* **Information shown**:
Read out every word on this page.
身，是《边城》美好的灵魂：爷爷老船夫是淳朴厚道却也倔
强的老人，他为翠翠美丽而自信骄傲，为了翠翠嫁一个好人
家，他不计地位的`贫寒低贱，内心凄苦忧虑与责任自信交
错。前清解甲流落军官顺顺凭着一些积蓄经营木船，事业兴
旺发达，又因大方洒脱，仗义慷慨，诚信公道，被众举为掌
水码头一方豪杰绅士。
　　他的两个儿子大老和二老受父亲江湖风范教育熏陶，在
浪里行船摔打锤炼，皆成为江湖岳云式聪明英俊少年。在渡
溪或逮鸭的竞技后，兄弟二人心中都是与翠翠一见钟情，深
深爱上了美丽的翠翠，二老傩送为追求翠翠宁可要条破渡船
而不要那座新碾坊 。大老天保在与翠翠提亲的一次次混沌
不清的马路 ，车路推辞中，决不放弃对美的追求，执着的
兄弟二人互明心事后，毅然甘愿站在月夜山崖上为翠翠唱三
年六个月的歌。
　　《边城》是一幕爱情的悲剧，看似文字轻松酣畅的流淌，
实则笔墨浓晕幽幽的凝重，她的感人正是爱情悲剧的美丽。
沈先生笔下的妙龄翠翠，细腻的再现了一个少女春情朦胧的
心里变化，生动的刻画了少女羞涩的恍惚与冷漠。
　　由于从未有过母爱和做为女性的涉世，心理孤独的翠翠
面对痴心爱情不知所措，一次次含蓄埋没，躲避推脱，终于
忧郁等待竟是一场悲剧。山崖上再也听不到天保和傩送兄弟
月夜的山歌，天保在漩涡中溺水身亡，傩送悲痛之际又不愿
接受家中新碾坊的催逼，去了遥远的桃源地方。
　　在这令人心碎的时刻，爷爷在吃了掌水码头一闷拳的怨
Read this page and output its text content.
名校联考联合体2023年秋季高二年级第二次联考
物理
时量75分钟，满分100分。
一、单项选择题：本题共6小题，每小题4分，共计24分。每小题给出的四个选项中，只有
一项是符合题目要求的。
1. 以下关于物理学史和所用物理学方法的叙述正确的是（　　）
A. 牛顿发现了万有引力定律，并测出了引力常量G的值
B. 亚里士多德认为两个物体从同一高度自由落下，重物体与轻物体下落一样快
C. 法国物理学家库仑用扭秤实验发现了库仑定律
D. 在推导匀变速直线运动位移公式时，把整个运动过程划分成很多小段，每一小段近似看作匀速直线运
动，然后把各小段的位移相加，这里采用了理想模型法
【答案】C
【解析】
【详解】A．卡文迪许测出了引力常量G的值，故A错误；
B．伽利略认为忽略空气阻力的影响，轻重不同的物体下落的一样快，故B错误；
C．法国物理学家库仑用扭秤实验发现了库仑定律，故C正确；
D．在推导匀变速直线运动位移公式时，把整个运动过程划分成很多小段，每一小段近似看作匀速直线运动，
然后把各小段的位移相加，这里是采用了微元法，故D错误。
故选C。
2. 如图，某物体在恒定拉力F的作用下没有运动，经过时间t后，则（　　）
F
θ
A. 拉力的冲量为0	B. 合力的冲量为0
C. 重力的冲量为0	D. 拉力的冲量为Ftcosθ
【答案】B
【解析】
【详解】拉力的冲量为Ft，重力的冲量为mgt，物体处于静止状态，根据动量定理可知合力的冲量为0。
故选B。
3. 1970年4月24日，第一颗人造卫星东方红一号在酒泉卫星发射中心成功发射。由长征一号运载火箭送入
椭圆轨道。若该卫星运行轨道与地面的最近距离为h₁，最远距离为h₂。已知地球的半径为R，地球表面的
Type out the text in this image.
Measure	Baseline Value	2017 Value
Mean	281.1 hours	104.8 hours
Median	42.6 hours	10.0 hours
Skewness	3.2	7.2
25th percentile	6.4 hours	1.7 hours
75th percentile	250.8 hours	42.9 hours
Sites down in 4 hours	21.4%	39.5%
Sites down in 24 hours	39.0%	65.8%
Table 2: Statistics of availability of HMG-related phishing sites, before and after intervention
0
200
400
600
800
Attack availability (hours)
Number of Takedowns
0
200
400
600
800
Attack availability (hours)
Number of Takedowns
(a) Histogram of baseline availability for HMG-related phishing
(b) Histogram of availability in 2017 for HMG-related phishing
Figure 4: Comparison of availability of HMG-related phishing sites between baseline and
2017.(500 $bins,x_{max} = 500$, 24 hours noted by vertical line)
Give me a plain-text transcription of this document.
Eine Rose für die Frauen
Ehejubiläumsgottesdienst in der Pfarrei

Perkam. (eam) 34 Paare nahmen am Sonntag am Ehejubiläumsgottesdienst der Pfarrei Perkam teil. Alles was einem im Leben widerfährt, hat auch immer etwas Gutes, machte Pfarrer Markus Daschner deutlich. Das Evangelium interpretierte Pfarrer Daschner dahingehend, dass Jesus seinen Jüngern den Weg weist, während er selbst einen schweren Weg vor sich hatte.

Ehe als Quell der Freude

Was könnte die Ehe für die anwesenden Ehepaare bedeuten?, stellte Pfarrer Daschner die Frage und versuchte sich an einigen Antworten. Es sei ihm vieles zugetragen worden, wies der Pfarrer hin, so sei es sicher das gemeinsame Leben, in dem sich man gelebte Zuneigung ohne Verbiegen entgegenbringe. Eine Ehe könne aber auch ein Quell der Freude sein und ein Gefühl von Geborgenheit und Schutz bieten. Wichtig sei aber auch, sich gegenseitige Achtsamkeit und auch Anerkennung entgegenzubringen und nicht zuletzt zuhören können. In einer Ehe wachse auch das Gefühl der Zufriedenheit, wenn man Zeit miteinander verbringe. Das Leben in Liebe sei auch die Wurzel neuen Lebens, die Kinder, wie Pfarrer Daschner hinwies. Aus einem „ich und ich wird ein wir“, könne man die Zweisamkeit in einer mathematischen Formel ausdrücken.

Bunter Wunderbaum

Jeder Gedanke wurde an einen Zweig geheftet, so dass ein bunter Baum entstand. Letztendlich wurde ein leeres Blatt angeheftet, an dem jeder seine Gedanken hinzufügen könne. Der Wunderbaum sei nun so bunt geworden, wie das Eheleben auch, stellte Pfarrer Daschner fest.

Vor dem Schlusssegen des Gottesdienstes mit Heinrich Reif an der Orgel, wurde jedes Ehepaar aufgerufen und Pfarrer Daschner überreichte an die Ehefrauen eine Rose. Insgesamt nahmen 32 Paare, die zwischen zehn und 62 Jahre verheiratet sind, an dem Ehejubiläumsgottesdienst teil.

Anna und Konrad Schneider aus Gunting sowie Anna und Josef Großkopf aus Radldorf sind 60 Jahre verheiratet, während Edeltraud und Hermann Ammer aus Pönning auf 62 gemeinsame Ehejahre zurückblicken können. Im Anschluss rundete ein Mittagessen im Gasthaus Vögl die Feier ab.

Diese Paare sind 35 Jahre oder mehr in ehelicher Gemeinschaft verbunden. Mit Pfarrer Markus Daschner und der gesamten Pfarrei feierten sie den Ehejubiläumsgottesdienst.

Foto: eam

* **Work to do**:
Give all the records again. Match them exactly.

* **Output**:
Read out every word on this page.
身，是《边城》美好的灵魂：爷爷老船夫是淳朴厚道却也倔
强的老人，他为翠翠美丽而自信骄傲，为了翠翠嫁一个好人
家，他不计地位的`贫寒低贱，内心凄苦忧虑与责任自信交
错。前清解甲流落军官顺顺凭着一些积蓄经营木船，事业兴
旺发达，又因大方洒脱，仗义慷慨，诚信公道，被众举为掌
水码头一方豪杰绅士。
　　他的两个儿子大老和二老受父亲江湖风范教育熏陶，在
浪里行船摔打锤炼，皆成为江湖岳云式聪明英俊少年。在渡
溪或逮鸭的竞技后，兄弟二人心中都是与翠翠一见钟情，深
深爱上了美丽的翠翠，二老傩送为追求翠翠宁可要条破渡船
而不要那座新碾坊 。大老天保在与翠翠提亲的一次次混沌
不清的马路 ，车路推辞中，决不放弃对美的追求，执着的
兄弟二人互明心事后，毅然甘愿站在月夜山崖上为翠翠唱三
年六个月的歌。
　　《边城》是一幕爱情的悲剧，看似文字轻松酣畅的流淌，
实则笔墨浓晕幽幽的凝重，她的感人正是爱情悲剧的美丽。
沈先生笔下的妙龄翠翠，细腻的再现了一个少女春情朦胧的
心里变化，生动的刻画了少女羞涩的恍惚与冷漠。
　　由于从未有过母爱和做为女性的涉世，心理孤独的翠翠
面对痴心爱情不知所措，一次次含蓄埋没，躲避推脱，终于
忧郁等待竟是一场悲剧。山崖上再也听不到天保和傩送兄弟
月夜的山歌，天保在漩涡中溺水身亡，傩送悲痛之际又不愿
接受家中新碾坊的催逼，去了遥远的桃源地方。
　　在这令人心碎的时刻，爷爷在吃了掌水码头一闷拳的怨
Read this page and output its text content.
名校联考联合体2023年秋季高二年级第二次联考
物理
时量75分钟，满分100分。
一、单项选择题：本题共6小题，每小题4分，共计24分。每小题给出的四个选项中，只有
一项是符合题目要求的。
1. 以下关于物理学史和所用物理学方法的叙述正确的是（　　）
A. 牛顿发现了万有引力定律，并测出了引力常量G的值
B. 亚里士多德认为两个物体从同一高度自由落下，重物体与轻物体下落一样快
C. 法国物理学家库仑用扭秤实验发现了库仑定律
D. 在推导匀变速直线运动位移公式时，把整个运动过程划分成很多小段，每一小段近似看作匀速直线运
动，然后把各小段的位移相加，这里采用了理想模型法
【答案】C
【解析】
【详解】A．卡文迪许测出了引力常量G的值，故A错误；
B．伽利略认为忽略空气阻力的影响，轻重不同的物体下落的一样快，故B错误；
C．法国物理学家库仑用扭秤实验发现了库仑定律，故C正确；
D．在推导匀变速直线运动位移公式时，把整个运动过程划分成很多小段，每一小段近似看作匀速直线运动，
然后把各小段的位移相加，这里是采用了微元法，故D错误。
故选C。
2. 如图，某物体在恒定拉力F的作用下没有运动，经过时间t后，则（　　）
F
θ
A. 拉力的冲量为0	B. 合力的冲量为0
C. 重力的冲量为0	D. 拉力的冲量为Ftcosθ
【答案】B
【解析】
【详解】拉力的冲量为Ft，重力的冲量为mgt，物体处于静止状态，根据动量定理可知合力的冲量为0。
故选B。
3. 1970年4月24日，第一颗人造卫星东方红一号在酒泉卫星发射中心成功发射。由长征一号运载火箭送入
椭圆轨道。若该卫星运行轨道与地面的最近距离为h₁，最远距离为h₂。已知地球的半径为R，地球表面的
Type out the text in this image.
Measure	Baseline Value	2017 Value
Mean	281.1 hours	104.8 hours
Median	42.6 hours	10.0 hours
Skewness	3.2	7.2
25th percentile	6.4 hours	1.7 hours
75th percentile	250.8 hours	42.9 hours
Sites down in 4 hours	21.4%	39.5%
Sites down in 24 hours	39.0%	65.8%
Table 2: Statistics of availability of HMG-related phishing sites, before and after intervention
0
200
400
600
800
Attack availability (hours)
Number of Takedowns
0
200
400
600
800
Attack availability (hours)
Number of Takedowns
(a) Histogram of baseline availability for HMG-related phishing
(b) Histogram of availability in 2017 for HMG-related phishing
Figure 4: Comparison of availability of HMG-related phishing sites between baseline and
2017.(500 $bins,x_{max} = 500$, 24 hours noted by vertical line)
Give me a plain-text transcription of this document.
Eine Rose für die Frauen
Ehejubiläumsgottesdienst in der Pfarrei

Perkam. (eam) 34 Paare nahmen am Sonntag am Ehejubiläumsgottesdienst der Pfarrei Perkam teil. Alles was einem im Leben widerfährt, hat auch immer etwas Gutes, machte Pfarrer Markus Daschner deutlich. Das Evangelium interpretierte Pfarrer Daschner dahingehend, dass Jesus seinen Jüngern den Weg weist, während er selbst einen schweren Weg vor sich hatte.

Ehe als Quell der Freude

Was könnte die Ehe für die anwesenden Ehepaare bedeuten?, stellte Pfarrer Daschner die Frage und versuchte sich an einigen Antworten. Es sei ihm vieles zugetragen worden, wies der Pfarrer hin, so sei es sicher das gemeinsame Leben, in dem sich man gelebte Zuneigung ohne Verbiegen entgegenbringe. Eine Ehe könne aber auch ein Quell der Freude sein und ein Gefühl von Geborgenheit und Schutz bieten. Wichtig sei aber auch, sich gegenseitige Achtsamkeit und auch Anerkennung entgegenzubringen und nicht zuletzt zuhören können. In einer Ehe wachse auch das Gefühl der Zufriedenheit, wenn man Zeit miteinander verbringe. Das Leben in Liebe sei auch die Wurzel neuen Lebens, die Kinder, wie Pfarrer Daschner hinwies. Aus einem „ich und ich wird ein wir“, könne man die Zweisamkeit in einer mathematischen Formel ausdrücken.

Bunter Wunderbaum

Jeder Gedanke wurde an einen Zweig geheftet, so dass ein bunter Baum entstand. Letztendlich wurde ein leeres Blatt angeheftet, an dem jeder seine Gedanken hinzufügen könne. Der Wunderbaum sei nun so bunt geworden, wie das Eheleben auch, stellte Pfarrer Daschner fest.

Vor dem Schlusssegen des Gottesdienstes mit Heinrich Reif an der Orgel, wurde jedes Ehepaar aufgerufen und Pfarrer Daschner überreichte an die Ehefrauen eine Rose. Insgesamt nahmen 32 Paare, die zwischen zehn und 62 Jahre verheiratet sind, an dem Ehejubiläumsgottesdienst teil.

Anna und Konrad Schneider aus Gunting sowie Anna und Josef Großkopf aus Radldorf sind 60 Jahre verheiratet, während Edeltraud und Hermann Ammer aus Pönning auf 62 gemeinsame Ehejahre zurückblicken können. Im Anschluss rundete ein Mittagessen im Gasthaus Vögl die Feier ab.

Diese Paare sind 35 Jahre oder mehr in ehelicher Gemeinschaft verbunden. Mit Pfarrer Markus Daschner und der gesamten Pfarrei feierten sie den Ehejubiläumsgottesdienst.

Foto: eam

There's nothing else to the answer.